▶ _Work to be completed_:
Nothing in the data may be changed; retype all of it.

■ ■ ■ ■ ■ ■ ■

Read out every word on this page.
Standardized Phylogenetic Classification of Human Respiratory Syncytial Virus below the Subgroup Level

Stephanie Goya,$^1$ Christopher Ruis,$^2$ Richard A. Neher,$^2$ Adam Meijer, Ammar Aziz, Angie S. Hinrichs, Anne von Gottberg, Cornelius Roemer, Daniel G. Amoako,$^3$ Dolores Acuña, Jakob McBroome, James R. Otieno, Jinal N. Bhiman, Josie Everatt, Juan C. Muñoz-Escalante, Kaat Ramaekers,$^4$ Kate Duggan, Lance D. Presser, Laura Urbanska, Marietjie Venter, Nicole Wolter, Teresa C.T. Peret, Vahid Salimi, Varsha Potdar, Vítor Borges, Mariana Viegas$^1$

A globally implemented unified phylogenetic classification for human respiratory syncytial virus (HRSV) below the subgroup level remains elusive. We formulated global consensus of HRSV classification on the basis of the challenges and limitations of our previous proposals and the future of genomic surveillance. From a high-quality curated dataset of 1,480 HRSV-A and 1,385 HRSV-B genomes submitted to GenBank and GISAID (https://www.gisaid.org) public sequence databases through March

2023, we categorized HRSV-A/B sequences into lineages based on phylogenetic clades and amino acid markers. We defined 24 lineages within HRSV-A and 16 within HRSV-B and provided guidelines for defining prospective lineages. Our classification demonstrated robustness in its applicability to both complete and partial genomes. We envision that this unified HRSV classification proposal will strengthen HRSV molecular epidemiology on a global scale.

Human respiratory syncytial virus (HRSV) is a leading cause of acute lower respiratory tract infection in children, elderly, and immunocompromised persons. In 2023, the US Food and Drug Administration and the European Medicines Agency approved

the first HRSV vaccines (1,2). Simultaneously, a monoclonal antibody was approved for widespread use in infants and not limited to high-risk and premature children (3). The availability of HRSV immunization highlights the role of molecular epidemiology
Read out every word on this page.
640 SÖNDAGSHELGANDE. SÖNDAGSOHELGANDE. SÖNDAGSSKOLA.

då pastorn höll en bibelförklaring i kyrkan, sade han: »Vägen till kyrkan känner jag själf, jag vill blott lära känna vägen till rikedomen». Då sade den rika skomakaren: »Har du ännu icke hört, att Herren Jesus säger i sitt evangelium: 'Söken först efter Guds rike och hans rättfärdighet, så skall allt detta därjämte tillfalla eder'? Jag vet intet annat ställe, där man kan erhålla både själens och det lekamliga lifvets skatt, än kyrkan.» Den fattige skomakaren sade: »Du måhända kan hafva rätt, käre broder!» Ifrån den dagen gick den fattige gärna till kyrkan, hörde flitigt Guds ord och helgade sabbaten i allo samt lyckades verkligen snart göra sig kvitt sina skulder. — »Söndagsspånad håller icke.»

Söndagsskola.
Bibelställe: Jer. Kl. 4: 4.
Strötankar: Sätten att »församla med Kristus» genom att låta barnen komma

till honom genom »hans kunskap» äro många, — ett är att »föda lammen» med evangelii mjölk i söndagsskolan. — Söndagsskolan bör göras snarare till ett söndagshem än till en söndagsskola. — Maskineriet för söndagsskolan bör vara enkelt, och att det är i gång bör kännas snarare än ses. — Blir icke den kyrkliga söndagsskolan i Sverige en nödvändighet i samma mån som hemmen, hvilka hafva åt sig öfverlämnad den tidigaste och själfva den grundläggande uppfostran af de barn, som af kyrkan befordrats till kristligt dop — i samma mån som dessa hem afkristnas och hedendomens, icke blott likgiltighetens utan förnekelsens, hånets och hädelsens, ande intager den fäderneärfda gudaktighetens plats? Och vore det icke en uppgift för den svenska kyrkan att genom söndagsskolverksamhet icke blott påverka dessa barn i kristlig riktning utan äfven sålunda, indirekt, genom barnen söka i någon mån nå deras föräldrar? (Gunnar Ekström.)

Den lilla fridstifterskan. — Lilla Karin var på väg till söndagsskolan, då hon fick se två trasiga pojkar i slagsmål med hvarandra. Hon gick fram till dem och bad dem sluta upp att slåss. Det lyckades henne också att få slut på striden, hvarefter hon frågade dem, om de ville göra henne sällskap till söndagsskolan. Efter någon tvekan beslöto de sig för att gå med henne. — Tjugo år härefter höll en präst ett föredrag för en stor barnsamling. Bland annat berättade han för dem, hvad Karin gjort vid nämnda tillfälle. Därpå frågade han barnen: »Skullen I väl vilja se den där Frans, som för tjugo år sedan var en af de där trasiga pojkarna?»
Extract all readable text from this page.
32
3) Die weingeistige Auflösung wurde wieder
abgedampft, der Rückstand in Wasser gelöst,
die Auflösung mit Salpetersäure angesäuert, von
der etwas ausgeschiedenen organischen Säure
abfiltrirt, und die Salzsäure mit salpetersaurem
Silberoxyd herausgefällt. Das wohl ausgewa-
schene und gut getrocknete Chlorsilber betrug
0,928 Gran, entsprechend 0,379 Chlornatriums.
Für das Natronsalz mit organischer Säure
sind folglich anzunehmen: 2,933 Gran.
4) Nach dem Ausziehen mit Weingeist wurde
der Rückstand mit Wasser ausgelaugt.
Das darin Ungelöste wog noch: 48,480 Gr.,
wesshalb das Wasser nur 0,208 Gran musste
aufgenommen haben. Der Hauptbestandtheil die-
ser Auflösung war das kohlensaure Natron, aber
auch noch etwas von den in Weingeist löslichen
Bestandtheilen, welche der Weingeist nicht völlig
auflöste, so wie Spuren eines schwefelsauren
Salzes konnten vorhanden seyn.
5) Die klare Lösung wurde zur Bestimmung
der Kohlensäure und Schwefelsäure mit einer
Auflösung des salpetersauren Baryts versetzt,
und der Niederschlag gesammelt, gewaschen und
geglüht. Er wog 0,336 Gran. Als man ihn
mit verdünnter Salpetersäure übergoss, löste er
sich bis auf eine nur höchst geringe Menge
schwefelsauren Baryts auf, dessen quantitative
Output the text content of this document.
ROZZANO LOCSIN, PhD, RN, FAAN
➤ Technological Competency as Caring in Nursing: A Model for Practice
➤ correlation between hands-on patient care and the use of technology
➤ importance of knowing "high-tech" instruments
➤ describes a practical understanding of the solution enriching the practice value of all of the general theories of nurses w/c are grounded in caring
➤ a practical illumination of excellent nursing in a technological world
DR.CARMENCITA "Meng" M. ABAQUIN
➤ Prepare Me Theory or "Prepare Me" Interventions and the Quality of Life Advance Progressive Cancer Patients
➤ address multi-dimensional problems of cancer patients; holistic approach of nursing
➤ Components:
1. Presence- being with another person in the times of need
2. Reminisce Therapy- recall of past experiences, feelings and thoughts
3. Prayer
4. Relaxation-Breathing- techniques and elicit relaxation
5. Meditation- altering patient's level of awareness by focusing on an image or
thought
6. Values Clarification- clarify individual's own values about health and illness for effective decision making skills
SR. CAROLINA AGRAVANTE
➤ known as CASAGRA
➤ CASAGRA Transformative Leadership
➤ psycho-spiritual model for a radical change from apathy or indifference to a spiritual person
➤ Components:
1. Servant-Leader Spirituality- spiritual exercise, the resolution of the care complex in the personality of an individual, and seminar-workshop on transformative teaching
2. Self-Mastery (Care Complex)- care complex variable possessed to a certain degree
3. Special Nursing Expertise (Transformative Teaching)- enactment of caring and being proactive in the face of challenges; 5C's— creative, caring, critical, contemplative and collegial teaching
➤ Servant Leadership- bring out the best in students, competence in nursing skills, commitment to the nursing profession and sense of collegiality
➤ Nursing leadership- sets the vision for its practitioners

■ ■ ■ ■ ■ ■ ■

▶ _Output_:
Read out every word on this page.
Standardized Phylogenetic Classification of Human Respiratory Syncytial Virus below the Subgroup Level

Stephanie Goya,$^1$ Christopher Ruis,$^2$ Richard A. Neher,$^2$ Adam Meijer, Ammar Aziz, Angie S. Hinrichs, Anne von Gottberg, Cornelius Roemer, Daniel G. Amoako,$^3$ Dolores Acuña, Jakob McBroome, James R. Otieno, Jinal N. Bhiman, Josie Everatt, Juan C. Muñoz-Escalante, Kaat Ramaekers,$^4$ Kate Duggan, Lance D. Presser, Laura Urbanska, Marietjie Venter, Nicole Wolter, Teresa C.T. Peret, Vahid Salimi, Varsha Potdar, Vítor Borges, Mariana Viegas$^1$

A globally implemented unified phylogenetic classification for human respiratory syncytial virus (HRSV) below the subgroup level remains elusive. We formulated global consensus of HRSV classification on the basis of the challenges and limitations of our previous proposals and the future of genomic surveillance. From a high-quality curated dataset of 1,480 HRSV-A and 1,385 HRSV-B genomes submitted to GenBank and GISAID (https://www.gisaid.org) public sequence databases through March

2023, we categorized HRSV-A/B sequences into lineages based on phylogenetic clades and amino acid markers. We defined 24 lineages within HRSV-A and 16 within HRSV-B and provided guidelines for defining prospective lineages. Our classification demonstrated robustness in its applicability to both complete and partial genomes. We envision that this unified HRSV classification proposal will strengthen HRSV molecular epidemiology on a global scale.

Human respiratory syncytial virus (HRSV) is a leading cause of acute lower respiratory tract infection in children, elderly, and immunocompromised persons. In 2023, the US Food and Drug Administration and the European Medicines Agency approved

the first HRSV vaccines (1,2). Simultaneously, a monoclonal antibody was approved for widespread use in infants and not limited to high-risk and premature children (3). The availability of HRSV immunization highlights the role of molecular epidemiology
Read out every word on this page.
640 SÖNDAGSHELGANDE. SÖNDAGSOHELGANDE. SÖNDAGSSKOLA.

då pastorn höll en bibelförklaring i kyrkan, sade han: »Vägen till kyrkan känner jag själf, jag vill blott lära känna vägen till rikedomen». Då sade den rika skomakaren: »Har du ännu icke hört, att Herren Jesus säger i sitt evangelium: 'Söken först efter Guds rike och hans rättfärdighet, så skall allt detta därjämte tillfalla eder'? Jag vet intet annat ställe, där man kan erhålla både själens och det lekamliga lifvets skatt, än kyrkan.» Den fattige skomakaren sade: »Du måhända kan hafva rätt, käre broder!» Ifrån den dagen gick den fattige gärna till kyrkan, hörde flitigt Guds ord och helgade sabbaten i allo samt lyckades verkligen snart göra sig kvitt sina skulder. — »Söndagsspånad håller icke.»

Söndagsskola.
Bibelställe: Jer. Kl. 4: 4.
Strötankar: Sätten att »församla med Kristus» genom att låta barnen komma

till honom genom »hans kunskap» äro många, — ett är att »föda lammen» med evangelii mjölk i söndagsskolan. — Söndagsskolan bör göras snarare till ett söndagshem än till en söndagsskola. — Maskineriet för söndagsskolan bör vara enkelt, och att det är i gång bör kännas snarare än ses. — Blir icke den kyrkliga söndagsskolan i Sverige en nödvändighet i samma mån som hemmen, hvilka hafva åt sig öfverlämnad den tidigaste och själfva den grundläggande uppfostran af de barn, som af kyrkan befordrats till kristligt dop — i samma mån som dessa hem afkristnas och hedendomens, icke blott likgiltighetens utan förnekelsens, hånets och hädelsens, ande intager den fäderneärfda gudaktighetens plats? Och vore det icke en uppgift för den svenska kyrkan att genom söndagsskolverksamhet icke blott påverka dessa barn i kristlig riktning utan äfven sålunda, indirekt, genom barnen söka i någon mån nå deras föräldrar? (Gunnar Ekström.)

Den lilla fridstifterskan. — Lilla Karin var på väg till söndagsskolan, då hon fick se två trasiga pojkar i slagsmål med hvarandra. Hon gick fram till dem och bad dem sluta upp att slåss. Det lyckades henne också att få slut på striden, hvarefter hon frågade dem, om de ville göra henne sällskap till söndagsskolan. Efter någon tvekan beslöto de sig för att gå med henne. — Tjugo år härefter höll en präst ett föredrag för en stor barnsamling. Bland annat berättade han för dem, hvad Karin gjort vid nämnda tillfälle. Därpå frågade han barnen: »Skullen I väl vilja se den där Frans, som för tjugo år sedan var en af de där trasiga pojkarna?»
Extract all readable text from this page.
32
3) Die weingeistige Auflösung wurde wieder
abgedampft, der Rückstand in Wasser gelöst,
die Auflösung mit Salpetersäure angesäuert, von
der etwas ausgeschiedenen organischen Säure
abfiltrirt, und die Salzsäure mit salpetersaurem
Silberoxyd herausgefällt. Das wohl ausgewa-
schene und gut getrocknete Chlorsilber betrug
0,928 Gran, entsprechend 0,379 Chlornatriums.
Für das Natronsalz mit organischer Säure
sind folglich anzunehmen: 2,933 Gran.
4) Nach dem Ausziehen mit Weingeist wurde
der Rückstand mit Wasser ausgelaugt.
Das darin Ungelöste wog noch: 48,480 Gr.,
wesshalb das Wasser nur 0,208 Gran musste
aufgenommen haben. Der Hauptbestandtheil die-
ser Auflösung war das kohlensaure Natron, aber
auch noch etwas von den in Weingeist löslichen
Bestandtheilen, welche der Weingeist nicht völlig
auflöste, so wie Spuren eines schwefelsauren
Salzes konnten vorhanden seyn.
5) Die klare Lösung wurde zur Bestimmung
der Kohlensäure und Schwefelsäure mit einer
Auflösung des salpetersauren Baryts versetzt,
und der Niederschlag gesammelt, gewaschen und
geglüht. Er wog 0,336 Gran. Als man ihn
mit verdünnter Salpetersäure übergoss, löste er
sich bis auf eine nur höchst geringe Menge
schwefelsauren Baryts auf, dessen quantitative
Output the text content of this document.
ROZZANO LOCSIN, PhD, RN, FAAN
➤ Technological Competency as Caring in Nursing: A Model for Practice
➤ correlation between hands-on patient care and the use of technology
➤ importance of knowing "high-tech" instruments
➤ describes a practical understanding of the solution enriching the practice value of all of the general theories of nurses w/c are grounded in caring
➤ a practical illumination of excellent nursing in a technological world
DR.CARMENCITA "Meng" M. ABAQUIN
➤ Prepare Me Theory or "Prepare Me" Interventions and the Quality of Life Advance Progressive Cancer Patients
➤ address multi-dimensional problems of cancer patients; holistic approach of nursing
➤ Components:
1. Presence- being with another person in the times of need
2. Reminisce Therapy- recall of past experiences, feelings and thoughts
3. Prayer
4. Relaxation-Breathing- techniques and elicit relaxation
5. Meditation- altering patient's level of awareness by focusing on an image or
thought
6. Values Clarification- clarify individual's own values about health and illness for effective decision making skills
SR. CAROLINA AGRAVANTE
➤ known as CASAGRA
➤ CASAGRA Transformative Leadership
➤ psycho-spiritual model for a radical change from apathy or indifference to a spiritual person
➤ Components:
1. Servant-Leader Spirituality- spiritual exercise, the resolution of the care complex in the personality of an individual, and seminar-workshop on transformative teaching
2. Self-Mastery (Care Complex)- care complex variable possessed to a certain degree
3. Special Nursing Expertise (Transformative Teaching)- enactment of caring and being proactive in the face of challenges; 5C's— creative, caring, critical, contemplative and collegial teaching
➤ Servant Leadership- bring out the best in students, competence in nursing skills, commitment to the nursing profession and sense of collegiality
➤ Nursing leadership- sets the vision for its practitioners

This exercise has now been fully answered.